▶ EXERCISE DETAILS
All lines in the entries below that hold "fshw" make up the answer.

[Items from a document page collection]
- Opening Delimiter -
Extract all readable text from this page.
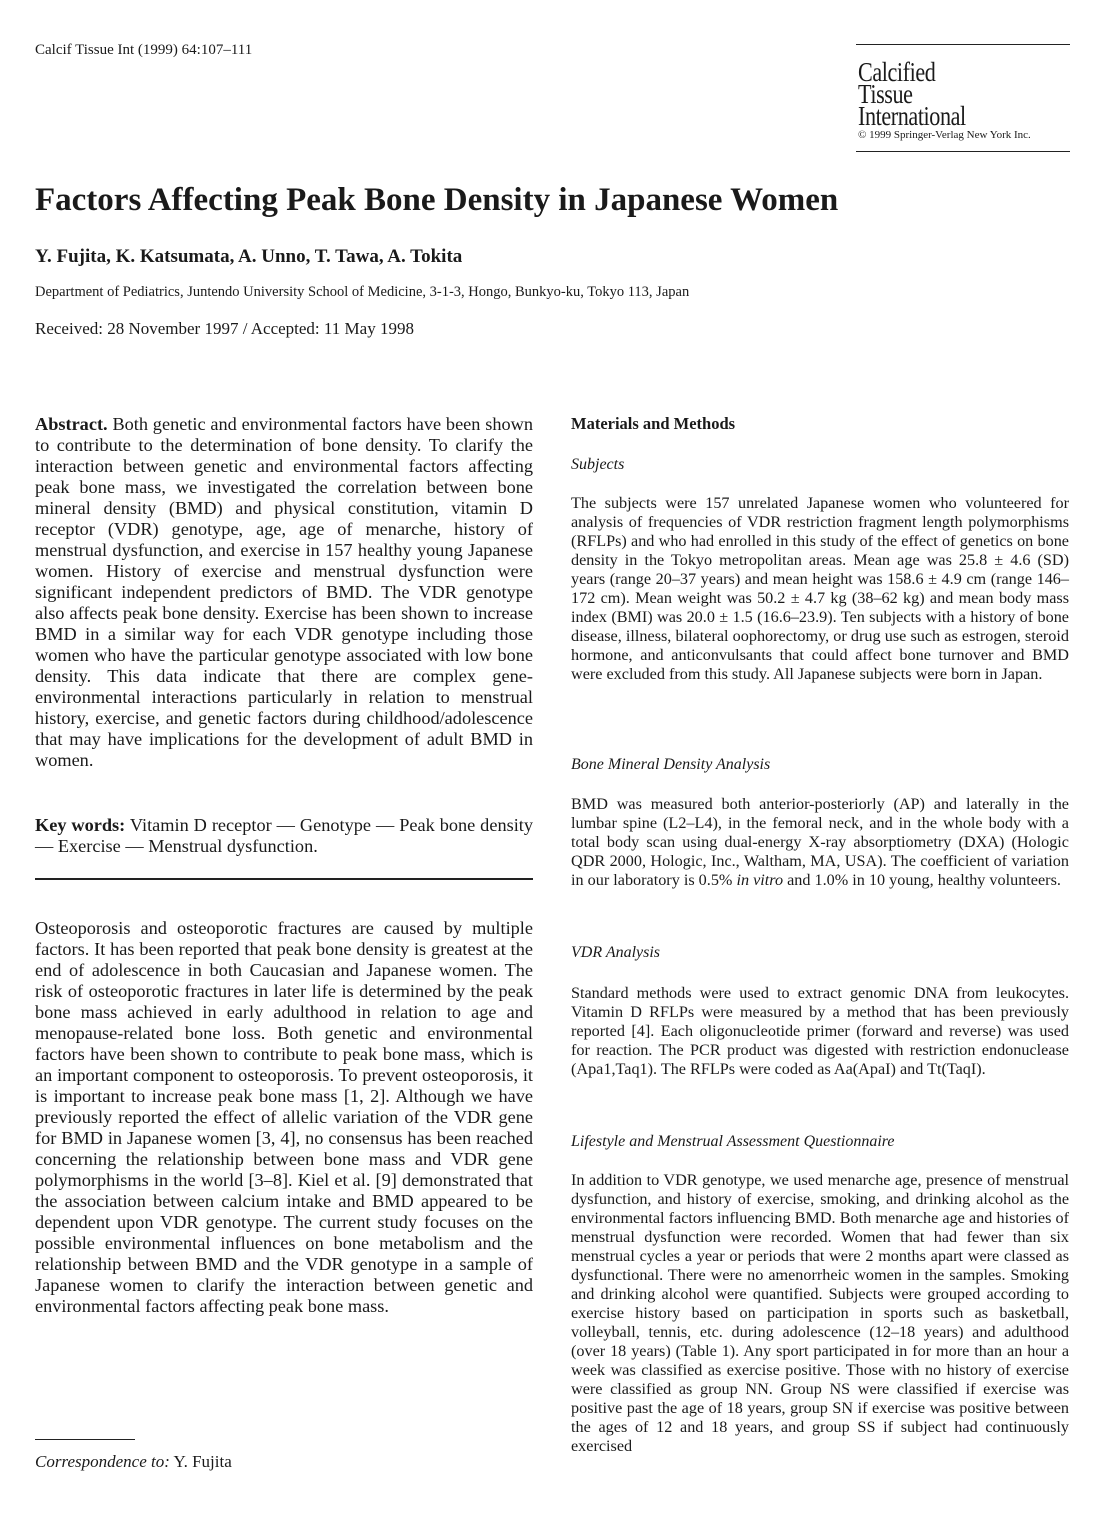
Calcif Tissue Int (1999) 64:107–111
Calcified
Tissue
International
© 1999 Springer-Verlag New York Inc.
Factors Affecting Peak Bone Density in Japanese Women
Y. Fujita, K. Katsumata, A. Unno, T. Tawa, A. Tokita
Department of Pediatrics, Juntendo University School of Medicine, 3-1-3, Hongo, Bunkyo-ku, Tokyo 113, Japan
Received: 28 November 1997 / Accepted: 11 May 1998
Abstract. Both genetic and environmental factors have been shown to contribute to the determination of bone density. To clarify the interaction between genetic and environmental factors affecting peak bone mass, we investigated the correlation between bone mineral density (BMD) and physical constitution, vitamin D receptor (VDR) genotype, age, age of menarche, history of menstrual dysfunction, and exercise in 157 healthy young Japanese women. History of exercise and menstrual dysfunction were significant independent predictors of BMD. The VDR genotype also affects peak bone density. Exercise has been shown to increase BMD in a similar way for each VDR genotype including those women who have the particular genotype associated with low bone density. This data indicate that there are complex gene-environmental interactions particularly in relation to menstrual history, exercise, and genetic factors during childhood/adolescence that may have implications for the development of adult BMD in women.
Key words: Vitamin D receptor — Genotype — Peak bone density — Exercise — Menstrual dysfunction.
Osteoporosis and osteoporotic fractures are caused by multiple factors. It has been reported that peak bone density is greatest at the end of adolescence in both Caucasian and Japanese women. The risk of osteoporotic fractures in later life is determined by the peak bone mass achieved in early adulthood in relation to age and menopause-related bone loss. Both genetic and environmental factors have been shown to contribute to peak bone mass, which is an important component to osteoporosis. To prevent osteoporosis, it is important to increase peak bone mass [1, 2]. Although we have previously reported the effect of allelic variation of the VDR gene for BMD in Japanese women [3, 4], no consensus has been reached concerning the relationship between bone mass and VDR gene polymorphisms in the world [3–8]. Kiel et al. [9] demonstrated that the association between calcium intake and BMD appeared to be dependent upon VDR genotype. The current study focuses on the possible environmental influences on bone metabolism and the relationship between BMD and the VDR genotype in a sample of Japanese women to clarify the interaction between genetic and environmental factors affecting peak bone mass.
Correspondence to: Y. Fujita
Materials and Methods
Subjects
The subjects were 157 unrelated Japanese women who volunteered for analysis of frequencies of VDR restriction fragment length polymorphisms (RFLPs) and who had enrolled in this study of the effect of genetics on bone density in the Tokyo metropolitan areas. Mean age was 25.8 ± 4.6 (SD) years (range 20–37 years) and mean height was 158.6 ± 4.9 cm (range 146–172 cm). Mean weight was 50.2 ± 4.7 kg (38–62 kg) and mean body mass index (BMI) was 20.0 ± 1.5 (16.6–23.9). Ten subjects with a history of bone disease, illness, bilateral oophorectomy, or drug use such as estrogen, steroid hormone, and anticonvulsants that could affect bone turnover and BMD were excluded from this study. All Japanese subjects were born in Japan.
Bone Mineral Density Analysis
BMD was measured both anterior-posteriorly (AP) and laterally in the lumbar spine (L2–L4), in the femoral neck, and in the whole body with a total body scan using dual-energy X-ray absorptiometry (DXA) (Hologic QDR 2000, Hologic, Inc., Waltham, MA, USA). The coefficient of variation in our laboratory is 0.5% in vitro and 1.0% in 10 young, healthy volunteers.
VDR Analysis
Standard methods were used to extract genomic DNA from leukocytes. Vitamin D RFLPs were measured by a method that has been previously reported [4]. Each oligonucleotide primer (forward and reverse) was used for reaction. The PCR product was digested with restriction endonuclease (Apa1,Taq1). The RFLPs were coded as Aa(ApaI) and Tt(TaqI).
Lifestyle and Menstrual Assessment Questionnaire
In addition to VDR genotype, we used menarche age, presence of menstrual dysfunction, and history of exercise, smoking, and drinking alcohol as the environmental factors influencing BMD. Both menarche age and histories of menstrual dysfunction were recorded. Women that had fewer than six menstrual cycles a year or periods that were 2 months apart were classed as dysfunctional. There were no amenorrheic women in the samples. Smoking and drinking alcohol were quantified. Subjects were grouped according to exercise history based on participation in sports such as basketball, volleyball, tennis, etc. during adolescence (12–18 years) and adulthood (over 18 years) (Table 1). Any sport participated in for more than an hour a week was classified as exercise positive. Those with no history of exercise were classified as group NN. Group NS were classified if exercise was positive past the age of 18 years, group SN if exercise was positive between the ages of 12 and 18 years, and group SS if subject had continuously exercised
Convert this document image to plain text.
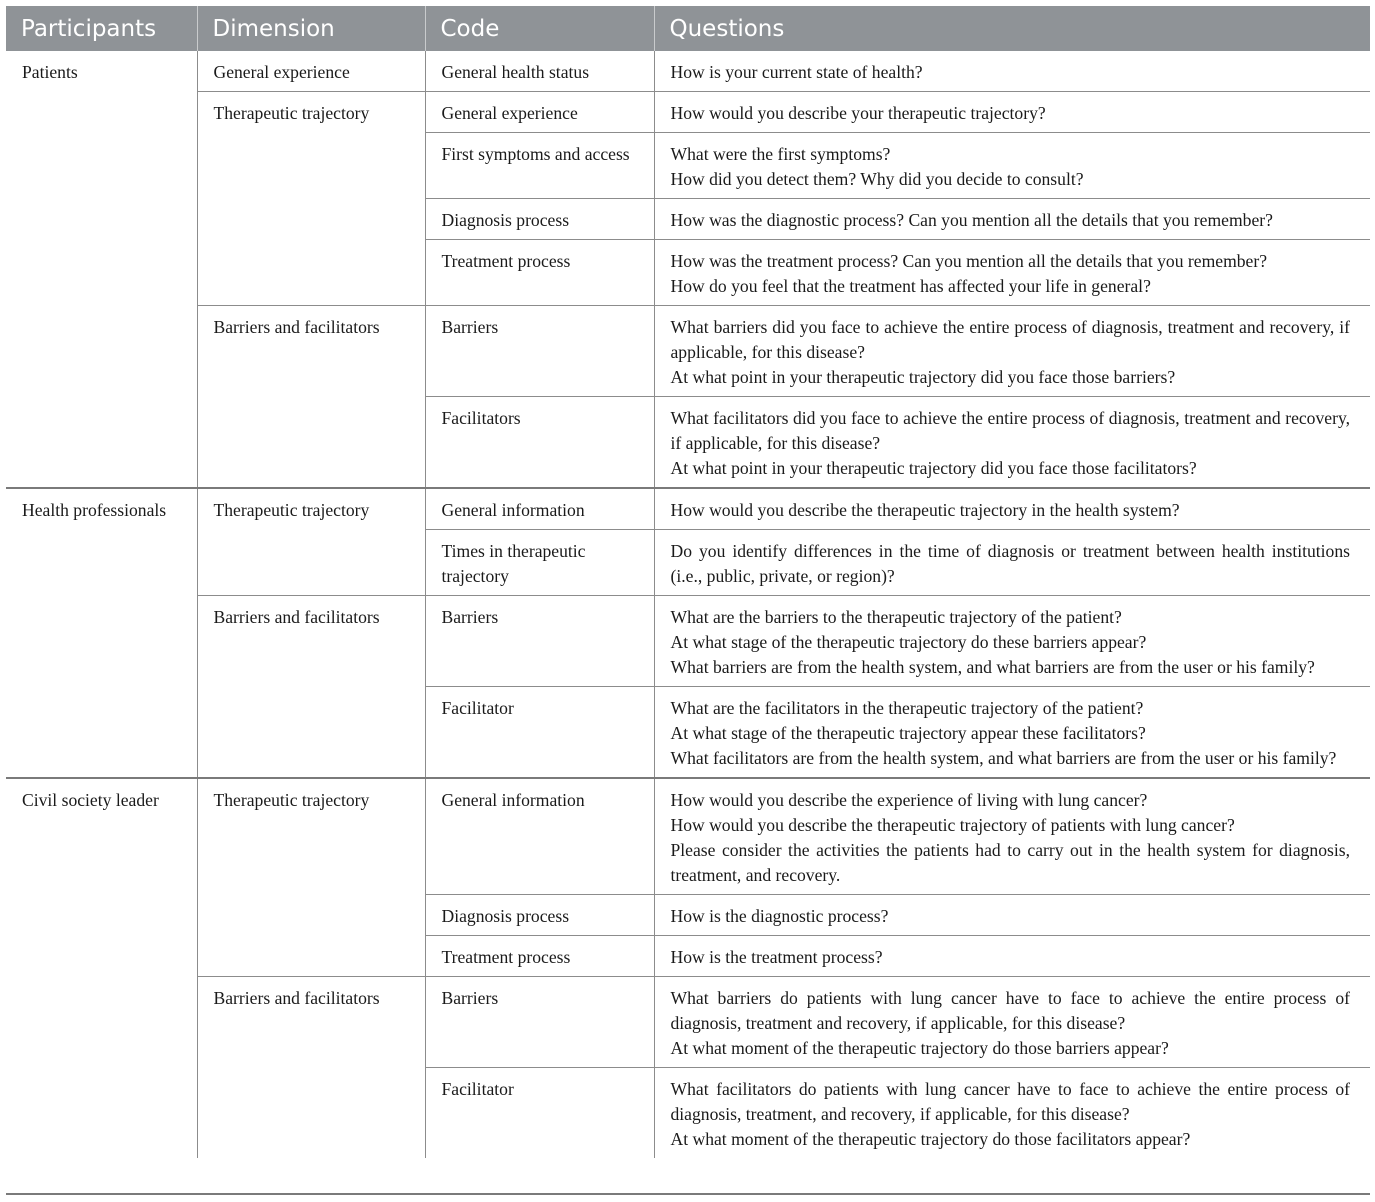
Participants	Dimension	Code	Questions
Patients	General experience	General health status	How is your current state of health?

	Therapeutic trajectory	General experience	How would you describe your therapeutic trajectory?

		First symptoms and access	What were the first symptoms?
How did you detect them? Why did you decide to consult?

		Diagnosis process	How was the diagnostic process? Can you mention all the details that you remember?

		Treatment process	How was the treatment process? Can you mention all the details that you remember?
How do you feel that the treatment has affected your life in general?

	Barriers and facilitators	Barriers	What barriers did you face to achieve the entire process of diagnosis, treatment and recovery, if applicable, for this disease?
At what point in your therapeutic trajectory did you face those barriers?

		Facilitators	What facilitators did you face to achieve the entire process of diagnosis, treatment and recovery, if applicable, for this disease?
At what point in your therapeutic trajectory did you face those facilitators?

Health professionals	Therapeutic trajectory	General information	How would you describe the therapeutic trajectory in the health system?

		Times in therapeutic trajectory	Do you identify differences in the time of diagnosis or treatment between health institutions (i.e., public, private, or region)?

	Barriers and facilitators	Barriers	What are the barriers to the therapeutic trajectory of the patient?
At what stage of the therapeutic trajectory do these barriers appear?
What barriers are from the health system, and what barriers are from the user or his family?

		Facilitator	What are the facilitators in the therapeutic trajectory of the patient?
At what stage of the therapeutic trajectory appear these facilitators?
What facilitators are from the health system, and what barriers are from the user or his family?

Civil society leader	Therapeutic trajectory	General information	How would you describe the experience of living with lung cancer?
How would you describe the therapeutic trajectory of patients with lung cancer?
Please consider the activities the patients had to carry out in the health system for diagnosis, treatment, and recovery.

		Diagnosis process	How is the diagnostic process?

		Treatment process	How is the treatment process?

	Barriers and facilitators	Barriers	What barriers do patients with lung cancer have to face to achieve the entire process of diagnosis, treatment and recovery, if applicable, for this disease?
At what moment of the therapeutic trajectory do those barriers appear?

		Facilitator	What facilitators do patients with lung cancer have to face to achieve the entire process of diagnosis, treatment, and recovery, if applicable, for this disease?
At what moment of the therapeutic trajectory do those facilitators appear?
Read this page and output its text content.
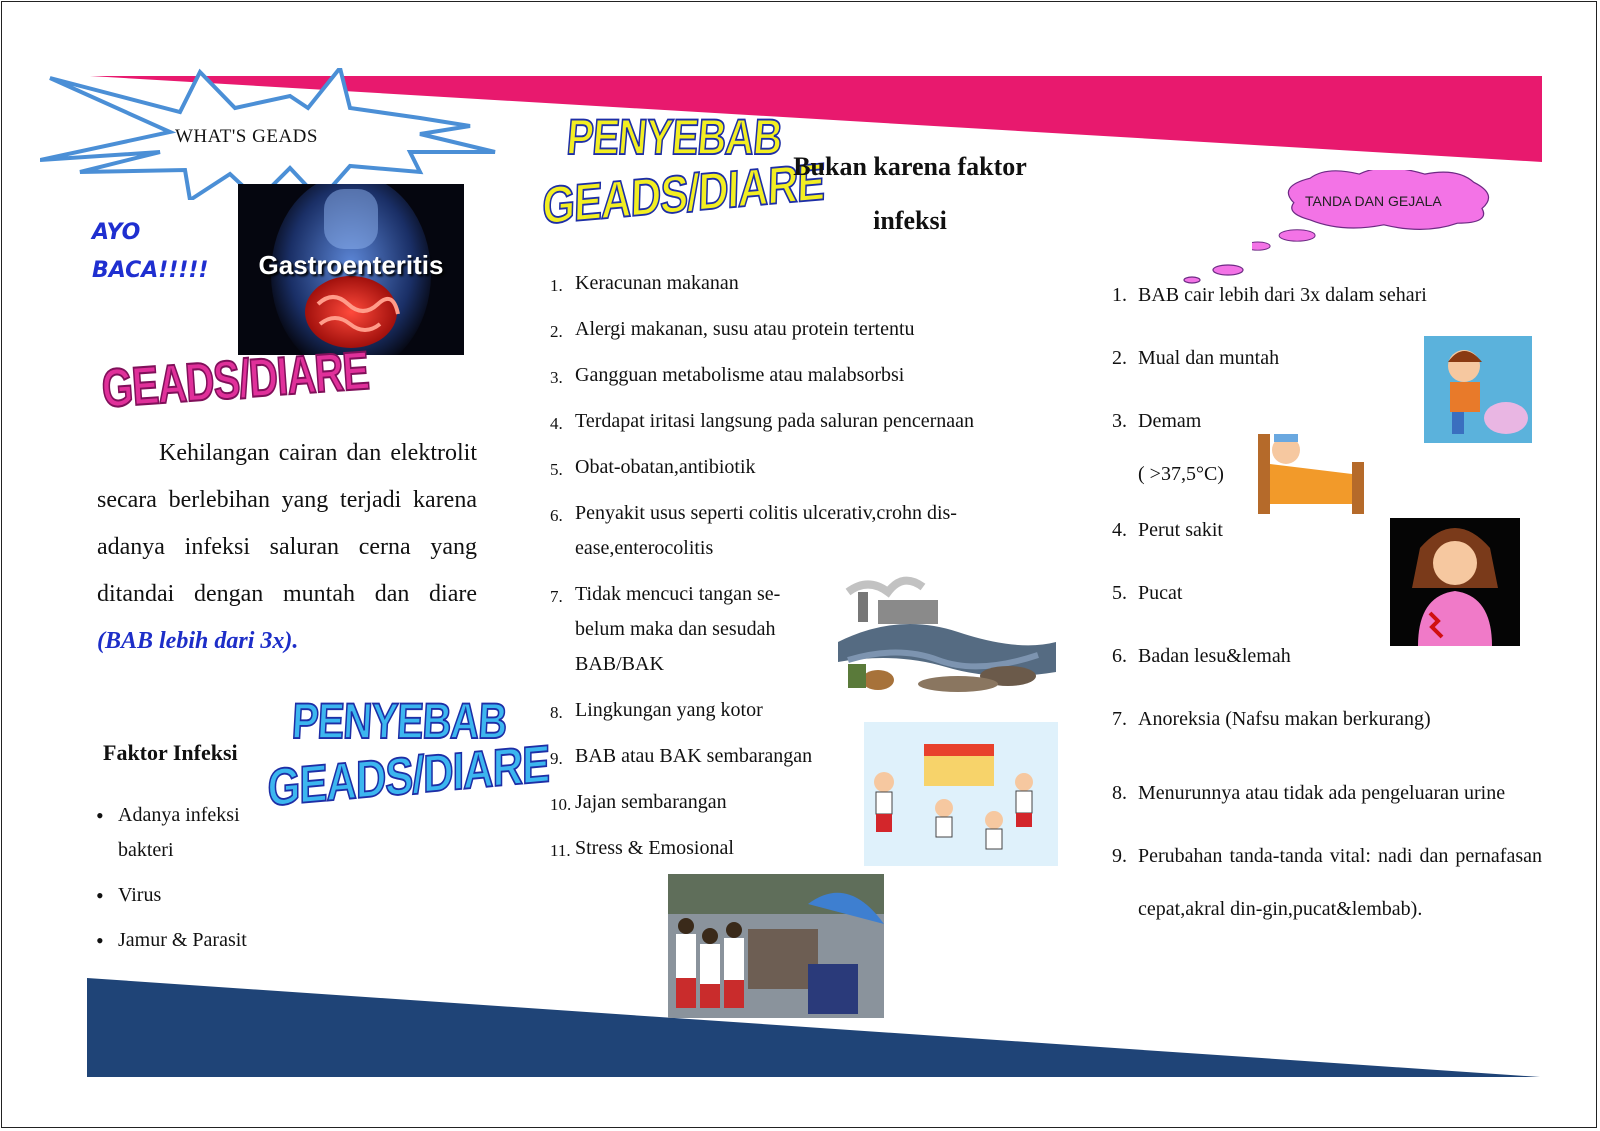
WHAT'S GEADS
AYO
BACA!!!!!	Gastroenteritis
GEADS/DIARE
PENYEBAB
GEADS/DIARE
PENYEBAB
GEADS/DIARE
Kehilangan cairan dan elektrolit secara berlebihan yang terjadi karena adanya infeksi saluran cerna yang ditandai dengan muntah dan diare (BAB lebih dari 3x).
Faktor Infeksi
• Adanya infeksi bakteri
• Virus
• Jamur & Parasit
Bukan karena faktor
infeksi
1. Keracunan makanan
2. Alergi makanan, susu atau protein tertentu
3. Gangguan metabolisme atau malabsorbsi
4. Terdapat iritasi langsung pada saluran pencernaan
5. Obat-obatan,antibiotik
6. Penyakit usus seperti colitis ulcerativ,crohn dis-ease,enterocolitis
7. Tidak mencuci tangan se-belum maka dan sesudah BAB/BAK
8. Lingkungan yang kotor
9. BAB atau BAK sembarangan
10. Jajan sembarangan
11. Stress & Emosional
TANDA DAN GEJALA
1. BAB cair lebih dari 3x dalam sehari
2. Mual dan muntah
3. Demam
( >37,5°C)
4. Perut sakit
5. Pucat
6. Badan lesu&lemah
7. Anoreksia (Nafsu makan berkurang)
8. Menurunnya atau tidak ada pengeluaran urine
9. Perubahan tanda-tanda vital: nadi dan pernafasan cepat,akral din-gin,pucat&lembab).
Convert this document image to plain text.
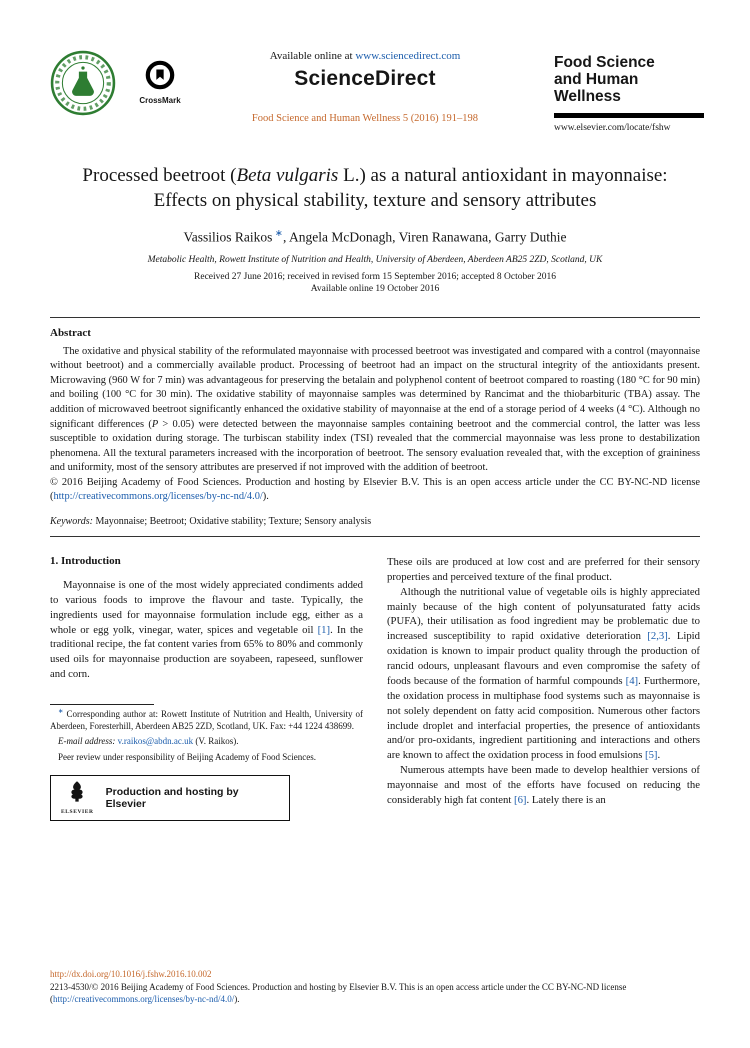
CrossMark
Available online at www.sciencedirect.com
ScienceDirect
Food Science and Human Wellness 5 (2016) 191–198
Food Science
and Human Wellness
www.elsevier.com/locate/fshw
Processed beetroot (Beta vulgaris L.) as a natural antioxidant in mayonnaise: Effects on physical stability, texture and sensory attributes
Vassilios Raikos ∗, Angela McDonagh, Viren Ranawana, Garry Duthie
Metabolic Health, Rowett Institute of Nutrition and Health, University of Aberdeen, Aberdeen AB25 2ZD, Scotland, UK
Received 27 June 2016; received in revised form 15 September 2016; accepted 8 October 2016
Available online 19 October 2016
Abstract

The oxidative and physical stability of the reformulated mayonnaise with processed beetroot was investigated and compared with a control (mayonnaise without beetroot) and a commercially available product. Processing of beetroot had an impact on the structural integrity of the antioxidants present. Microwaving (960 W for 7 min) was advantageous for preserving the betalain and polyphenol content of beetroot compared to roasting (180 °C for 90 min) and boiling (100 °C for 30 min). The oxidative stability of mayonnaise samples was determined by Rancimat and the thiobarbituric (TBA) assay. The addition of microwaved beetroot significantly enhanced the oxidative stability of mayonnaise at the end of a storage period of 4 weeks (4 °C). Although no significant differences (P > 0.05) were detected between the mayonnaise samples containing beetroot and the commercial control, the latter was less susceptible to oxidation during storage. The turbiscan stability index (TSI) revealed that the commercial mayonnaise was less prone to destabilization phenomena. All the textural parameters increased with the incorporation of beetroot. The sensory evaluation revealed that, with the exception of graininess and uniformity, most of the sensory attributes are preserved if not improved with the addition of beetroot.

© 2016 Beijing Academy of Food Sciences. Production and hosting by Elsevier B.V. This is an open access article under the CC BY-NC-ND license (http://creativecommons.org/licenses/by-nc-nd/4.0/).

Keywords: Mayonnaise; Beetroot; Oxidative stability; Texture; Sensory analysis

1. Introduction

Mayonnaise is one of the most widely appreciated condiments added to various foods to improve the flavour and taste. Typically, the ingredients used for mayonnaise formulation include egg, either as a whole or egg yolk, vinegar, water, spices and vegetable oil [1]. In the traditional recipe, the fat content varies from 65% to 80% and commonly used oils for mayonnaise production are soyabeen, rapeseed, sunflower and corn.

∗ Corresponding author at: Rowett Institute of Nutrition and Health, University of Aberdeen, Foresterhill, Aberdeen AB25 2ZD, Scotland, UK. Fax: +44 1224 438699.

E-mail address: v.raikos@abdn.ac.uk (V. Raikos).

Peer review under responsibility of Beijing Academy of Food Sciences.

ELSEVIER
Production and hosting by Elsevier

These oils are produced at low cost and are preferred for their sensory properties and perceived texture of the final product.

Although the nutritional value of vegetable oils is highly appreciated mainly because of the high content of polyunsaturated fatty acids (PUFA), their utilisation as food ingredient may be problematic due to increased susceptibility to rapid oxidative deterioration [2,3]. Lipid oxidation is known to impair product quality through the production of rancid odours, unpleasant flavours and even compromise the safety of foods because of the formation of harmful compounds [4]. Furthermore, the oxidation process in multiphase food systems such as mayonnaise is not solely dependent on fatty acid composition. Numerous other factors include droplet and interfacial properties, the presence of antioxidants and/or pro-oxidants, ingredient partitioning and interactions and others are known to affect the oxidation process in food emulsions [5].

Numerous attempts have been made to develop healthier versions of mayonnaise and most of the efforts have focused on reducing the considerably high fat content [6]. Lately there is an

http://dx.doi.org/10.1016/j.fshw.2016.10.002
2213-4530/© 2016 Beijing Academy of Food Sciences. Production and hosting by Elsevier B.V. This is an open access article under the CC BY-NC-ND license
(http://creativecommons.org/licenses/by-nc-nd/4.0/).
- Closing Delimiter -
▶ EXERCISE RESULT
www.elsevier.com/locate/fshw
http://dx.doi.org/10.1016/j.fshw.2016.10.002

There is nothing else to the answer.